* Start Dataset rows *
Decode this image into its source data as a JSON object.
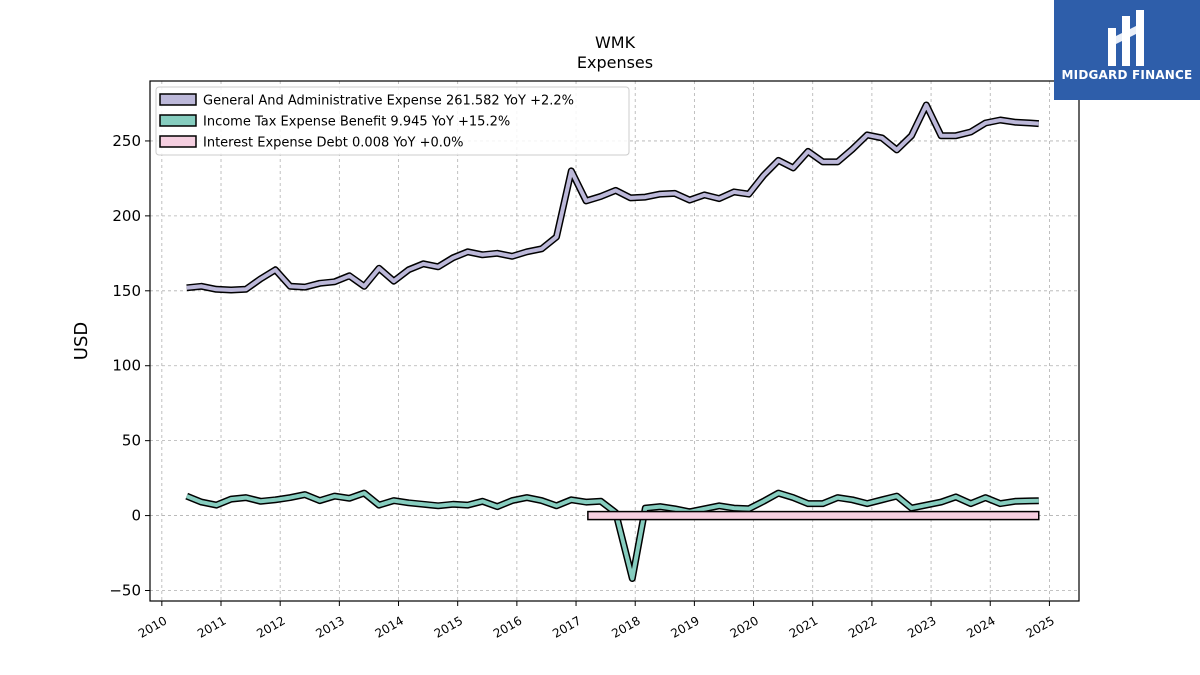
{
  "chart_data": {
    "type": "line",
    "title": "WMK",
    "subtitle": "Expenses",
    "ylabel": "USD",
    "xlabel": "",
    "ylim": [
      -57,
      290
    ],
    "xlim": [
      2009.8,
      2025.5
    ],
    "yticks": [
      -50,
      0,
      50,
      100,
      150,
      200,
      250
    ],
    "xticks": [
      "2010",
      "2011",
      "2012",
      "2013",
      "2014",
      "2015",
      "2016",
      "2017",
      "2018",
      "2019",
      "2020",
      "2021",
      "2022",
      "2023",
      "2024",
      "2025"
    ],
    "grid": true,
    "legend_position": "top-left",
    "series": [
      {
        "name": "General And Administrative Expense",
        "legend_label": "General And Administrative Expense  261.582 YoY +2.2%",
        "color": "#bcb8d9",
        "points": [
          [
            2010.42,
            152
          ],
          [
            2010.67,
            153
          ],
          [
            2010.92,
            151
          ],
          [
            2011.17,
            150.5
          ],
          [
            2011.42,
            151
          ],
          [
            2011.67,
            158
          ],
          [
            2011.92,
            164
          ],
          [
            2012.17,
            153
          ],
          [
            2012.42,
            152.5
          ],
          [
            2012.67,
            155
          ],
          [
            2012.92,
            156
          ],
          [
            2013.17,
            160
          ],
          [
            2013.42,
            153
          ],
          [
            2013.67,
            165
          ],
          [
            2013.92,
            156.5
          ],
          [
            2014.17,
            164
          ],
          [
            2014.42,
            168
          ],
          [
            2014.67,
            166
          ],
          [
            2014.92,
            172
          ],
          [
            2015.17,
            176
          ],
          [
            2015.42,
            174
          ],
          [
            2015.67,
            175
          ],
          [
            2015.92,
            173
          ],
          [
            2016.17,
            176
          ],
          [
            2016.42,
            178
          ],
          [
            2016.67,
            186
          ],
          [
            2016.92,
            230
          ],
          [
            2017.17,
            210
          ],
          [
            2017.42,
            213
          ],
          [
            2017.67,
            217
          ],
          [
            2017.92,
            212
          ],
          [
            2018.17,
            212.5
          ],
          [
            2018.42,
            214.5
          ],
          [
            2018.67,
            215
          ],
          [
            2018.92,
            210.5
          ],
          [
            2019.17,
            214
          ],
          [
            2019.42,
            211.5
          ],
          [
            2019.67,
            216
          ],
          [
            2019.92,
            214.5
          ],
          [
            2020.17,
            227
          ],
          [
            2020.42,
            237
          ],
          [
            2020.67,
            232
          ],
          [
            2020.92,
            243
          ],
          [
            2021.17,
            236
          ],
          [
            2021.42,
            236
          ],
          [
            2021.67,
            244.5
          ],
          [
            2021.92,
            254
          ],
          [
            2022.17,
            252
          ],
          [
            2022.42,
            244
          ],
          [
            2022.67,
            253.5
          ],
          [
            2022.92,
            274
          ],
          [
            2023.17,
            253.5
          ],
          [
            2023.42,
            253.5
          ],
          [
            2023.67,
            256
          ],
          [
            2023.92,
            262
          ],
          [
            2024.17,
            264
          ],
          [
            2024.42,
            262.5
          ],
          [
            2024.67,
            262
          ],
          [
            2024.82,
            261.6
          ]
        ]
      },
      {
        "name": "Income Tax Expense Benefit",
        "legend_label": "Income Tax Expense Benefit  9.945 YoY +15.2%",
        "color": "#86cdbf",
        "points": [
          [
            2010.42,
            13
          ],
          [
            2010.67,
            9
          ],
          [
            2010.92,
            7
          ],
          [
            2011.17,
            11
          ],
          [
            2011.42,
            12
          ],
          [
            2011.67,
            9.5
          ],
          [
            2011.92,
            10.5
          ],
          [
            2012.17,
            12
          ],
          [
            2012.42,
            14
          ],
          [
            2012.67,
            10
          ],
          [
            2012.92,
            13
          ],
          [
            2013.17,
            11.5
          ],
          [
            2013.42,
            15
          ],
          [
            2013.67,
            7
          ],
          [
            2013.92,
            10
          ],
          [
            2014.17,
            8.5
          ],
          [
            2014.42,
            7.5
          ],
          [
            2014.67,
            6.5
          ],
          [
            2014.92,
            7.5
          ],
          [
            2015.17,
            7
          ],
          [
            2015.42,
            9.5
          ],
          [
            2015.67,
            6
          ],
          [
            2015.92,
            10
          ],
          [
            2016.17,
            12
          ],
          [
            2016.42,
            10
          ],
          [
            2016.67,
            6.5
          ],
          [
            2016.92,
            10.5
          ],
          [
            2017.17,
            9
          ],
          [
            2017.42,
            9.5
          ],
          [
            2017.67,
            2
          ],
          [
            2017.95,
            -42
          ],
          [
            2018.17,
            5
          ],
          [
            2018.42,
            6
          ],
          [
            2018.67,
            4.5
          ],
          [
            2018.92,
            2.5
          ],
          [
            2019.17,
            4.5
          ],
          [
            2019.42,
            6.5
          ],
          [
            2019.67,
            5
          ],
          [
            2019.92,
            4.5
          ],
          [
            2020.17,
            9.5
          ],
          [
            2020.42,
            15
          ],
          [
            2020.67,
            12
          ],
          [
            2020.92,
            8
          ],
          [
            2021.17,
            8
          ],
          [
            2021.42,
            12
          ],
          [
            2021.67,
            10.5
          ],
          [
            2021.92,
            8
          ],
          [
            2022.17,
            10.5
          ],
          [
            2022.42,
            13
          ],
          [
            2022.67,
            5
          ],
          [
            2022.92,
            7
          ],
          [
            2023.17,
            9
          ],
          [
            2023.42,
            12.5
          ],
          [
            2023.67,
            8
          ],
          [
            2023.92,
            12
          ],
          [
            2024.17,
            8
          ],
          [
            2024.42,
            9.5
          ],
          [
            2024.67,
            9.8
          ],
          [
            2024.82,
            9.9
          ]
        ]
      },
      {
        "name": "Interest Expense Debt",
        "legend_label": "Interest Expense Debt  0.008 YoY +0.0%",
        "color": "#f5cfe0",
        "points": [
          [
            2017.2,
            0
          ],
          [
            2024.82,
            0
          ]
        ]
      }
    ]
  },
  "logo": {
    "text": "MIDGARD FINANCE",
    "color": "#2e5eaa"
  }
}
* End Dataset rows *
* Start Dataset rows *
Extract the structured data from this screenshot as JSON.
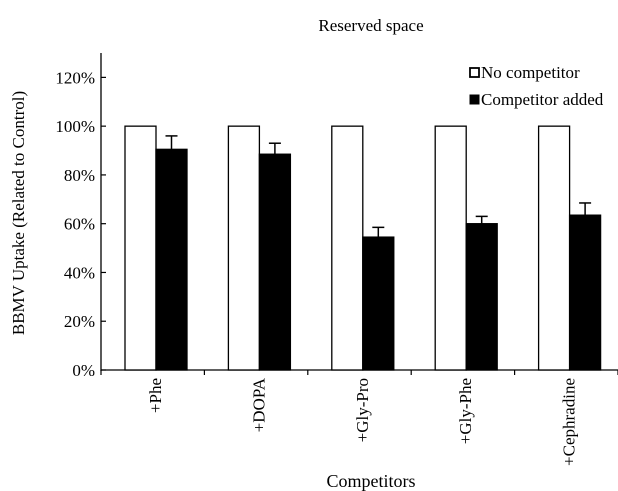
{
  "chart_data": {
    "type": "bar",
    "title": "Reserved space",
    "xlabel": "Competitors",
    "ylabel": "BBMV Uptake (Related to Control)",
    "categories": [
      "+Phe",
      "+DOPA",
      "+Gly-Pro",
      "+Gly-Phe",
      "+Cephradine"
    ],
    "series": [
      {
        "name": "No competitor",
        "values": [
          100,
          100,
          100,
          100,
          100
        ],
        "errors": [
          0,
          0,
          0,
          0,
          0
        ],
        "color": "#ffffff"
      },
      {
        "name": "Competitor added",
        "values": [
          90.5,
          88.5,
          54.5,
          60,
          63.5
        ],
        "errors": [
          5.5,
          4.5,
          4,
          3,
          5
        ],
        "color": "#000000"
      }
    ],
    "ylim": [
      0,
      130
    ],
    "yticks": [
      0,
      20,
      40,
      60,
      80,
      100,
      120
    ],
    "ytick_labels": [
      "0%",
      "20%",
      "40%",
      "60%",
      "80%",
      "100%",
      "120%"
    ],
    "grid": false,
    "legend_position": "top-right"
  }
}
* End Dataset rows *
# Problem statement
Give the count of lines in the data shown above that contain "Interest", and nothing else.

# Answer for this exercise
2